Locate each line holding the string "分钟仰卧起坐达标个数是" and copy it.

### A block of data
○ ○ ○ ○ ○
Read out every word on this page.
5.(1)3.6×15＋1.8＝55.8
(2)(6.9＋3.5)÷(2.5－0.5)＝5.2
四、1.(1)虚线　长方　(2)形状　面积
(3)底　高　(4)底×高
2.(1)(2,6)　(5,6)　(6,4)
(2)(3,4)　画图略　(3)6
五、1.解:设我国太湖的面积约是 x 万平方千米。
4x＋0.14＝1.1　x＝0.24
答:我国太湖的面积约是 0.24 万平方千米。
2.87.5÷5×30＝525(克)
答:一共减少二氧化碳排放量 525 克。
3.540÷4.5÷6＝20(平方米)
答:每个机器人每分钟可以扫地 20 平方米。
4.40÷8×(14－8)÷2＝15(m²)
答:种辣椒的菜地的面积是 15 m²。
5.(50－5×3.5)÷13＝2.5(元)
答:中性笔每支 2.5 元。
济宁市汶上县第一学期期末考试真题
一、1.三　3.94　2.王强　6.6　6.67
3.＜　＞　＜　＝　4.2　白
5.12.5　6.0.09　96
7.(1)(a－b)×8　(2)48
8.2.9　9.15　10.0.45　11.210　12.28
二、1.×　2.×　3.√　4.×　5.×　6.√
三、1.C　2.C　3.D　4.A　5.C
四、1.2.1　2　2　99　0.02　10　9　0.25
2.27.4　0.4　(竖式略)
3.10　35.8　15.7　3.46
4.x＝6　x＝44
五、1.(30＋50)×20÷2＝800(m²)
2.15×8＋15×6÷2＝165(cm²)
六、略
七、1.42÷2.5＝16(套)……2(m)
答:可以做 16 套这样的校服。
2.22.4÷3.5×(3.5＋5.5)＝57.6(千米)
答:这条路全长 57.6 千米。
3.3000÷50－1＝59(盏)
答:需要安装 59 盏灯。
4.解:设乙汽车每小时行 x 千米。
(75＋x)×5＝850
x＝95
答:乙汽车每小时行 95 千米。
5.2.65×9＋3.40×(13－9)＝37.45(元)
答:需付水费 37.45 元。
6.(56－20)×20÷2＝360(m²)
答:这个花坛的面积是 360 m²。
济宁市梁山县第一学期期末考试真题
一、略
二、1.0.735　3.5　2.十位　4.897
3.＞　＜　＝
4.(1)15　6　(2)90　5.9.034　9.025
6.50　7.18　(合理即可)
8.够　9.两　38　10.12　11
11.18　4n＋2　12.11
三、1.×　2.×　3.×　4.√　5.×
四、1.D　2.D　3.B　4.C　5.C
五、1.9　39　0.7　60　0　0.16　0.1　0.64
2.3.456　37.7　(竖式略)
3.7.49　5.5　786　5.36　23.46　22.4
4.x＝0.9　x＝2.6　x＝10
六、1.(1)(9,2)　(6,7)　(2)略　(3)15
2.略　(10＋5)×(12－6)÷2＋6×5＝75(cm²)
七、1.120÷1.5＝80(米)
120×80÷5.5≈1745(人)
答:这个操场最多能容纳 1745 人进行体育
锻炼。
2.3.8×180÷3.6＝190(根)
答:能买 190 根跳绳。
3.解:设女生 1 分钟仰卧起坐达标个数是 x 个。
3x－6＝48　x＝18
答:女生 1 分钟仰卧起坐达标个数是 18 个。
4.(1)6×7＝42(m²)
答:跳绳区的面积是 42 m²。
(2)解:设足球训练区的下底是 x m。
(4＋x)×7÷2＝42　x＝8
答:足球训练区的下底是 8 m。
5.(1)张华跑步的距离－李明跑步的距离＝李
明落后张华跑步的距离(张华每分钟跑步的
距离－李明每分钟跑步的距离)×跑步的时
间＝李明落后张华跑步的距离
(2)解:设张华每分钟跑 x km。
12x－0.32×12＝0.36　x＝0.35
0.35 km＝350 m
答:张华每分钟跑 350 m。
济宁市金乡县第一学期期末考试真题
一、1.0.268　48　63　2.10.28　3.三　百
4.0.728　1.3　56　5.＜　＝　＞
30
○ ○ ○ ○ ○
### REPLY TO THE TASK
3.解:设女生 1 分钟仰卧起坐达标个数是 x 个。
答:女生 1 分钟仰卧起坐达标个数是 18 个。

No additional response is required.